SUPPLIED DATA:
--
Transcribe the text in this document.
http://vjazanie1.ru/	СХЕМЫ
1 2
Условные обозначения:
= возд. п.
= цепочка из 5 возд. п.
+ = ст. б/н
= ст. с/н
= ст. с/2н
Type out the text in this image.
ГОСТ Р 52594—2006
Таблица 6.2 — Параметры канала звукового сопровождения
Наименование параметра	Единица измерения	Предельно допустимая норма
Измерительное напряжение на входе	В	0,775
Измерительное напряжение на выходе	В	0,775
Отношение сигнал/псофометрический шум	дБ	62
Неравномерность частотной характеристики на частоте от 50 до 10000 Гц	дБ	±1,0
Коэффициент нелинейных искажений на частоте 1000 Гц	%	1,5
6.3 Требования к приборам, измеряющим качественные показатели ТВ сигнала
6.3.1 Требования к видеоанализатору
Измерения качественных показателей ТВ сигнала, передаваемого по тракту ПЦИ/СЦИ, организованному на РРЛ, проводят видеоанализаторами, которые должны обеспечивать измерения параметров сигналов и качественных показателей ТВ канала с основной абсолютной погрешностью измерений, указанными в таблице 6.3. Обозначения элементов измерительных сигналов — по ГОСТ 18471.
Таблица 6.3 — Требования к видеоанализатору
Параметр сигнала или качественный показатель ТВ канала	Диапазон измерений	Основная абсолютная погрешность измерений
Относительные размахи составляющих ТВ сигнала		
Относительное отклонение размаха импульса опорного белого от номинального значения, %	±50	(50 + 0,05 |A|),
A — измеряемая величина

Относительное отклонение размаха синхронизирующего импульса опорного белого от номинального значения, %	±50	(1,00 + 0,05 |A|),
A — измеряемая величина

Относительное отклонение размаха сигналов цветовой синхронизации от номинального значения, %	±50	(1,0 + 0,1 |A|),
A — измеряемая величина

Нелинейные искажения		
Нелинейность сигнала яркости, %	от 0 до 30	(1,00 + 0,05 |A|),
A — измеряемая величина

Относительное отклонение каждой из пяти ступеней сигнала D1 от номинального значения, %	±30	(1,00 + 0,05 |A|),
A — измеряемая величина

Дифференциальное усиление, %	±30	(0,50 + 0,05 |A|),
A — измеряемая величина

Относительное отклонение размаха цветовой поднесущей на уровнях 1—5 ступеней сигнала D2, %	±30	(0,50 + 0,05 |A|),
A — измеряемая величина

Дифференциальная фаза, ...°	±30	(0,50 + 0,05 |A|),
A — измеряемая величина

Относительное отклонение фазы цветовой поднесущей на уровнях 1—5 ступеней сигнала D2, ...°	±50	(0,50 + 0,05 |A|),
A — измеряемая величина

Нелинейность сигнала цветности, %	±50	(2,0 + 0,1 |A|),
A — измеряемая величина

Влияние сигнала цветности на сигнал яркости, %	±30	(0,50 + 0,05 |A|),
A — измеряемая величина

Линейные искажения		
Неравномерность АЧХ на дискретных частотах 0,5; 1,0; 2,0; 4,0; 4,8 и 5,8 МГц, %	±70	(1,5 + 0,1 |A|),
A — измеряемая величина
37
--
TASK DETAILS: Which lines above hold the word "цветности"? Copy each of them.

CORRECT ANSWER:
Нелинейность сигнала цветности, %	±50	(2,0 + 0,1 |A|),
Влияние сигнала цветности на сигнал яркости, %	±30	(0,50 + 0,05 |A|),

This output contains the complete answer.